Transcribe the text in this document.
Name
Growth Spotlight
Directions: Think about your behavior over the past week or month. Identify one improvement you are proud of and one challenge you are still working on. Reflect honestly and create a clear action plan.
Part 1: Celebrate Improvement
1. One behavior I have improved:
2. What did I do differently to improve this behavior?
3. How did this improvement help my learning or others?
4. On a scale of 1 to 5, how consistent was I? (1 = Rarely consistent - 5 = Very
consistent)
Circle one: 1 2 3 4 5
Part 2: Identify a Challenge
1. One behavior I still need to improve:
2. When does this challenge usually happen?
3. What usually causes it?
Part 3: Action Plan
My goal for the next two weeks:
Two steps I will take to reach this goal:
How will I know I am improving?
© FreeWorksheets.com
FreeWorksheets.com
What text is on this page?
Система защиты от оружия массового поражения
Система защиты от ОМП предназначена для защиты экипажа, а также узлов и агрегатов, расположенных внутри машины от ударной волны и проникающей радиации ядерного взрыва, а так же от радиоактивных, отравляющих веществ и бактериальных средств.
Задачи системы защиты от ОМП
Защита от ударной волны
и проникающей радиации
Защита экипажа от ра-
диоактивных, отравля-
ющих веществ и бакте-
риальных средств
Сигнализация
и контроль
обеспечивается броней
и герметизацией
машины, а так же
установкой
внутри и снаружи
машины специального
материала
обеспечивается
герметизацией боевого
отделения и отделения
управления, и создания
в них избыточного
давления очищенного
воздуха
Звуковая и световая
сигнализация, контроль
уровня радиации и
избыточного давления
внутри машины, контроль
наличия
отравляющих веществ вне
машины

> _Task objective_: Select every line of the material above holding the word "контроль" and copy it.

> _Response to the task_:
и контроль
сигнализация, контроль
внутри машины, контроль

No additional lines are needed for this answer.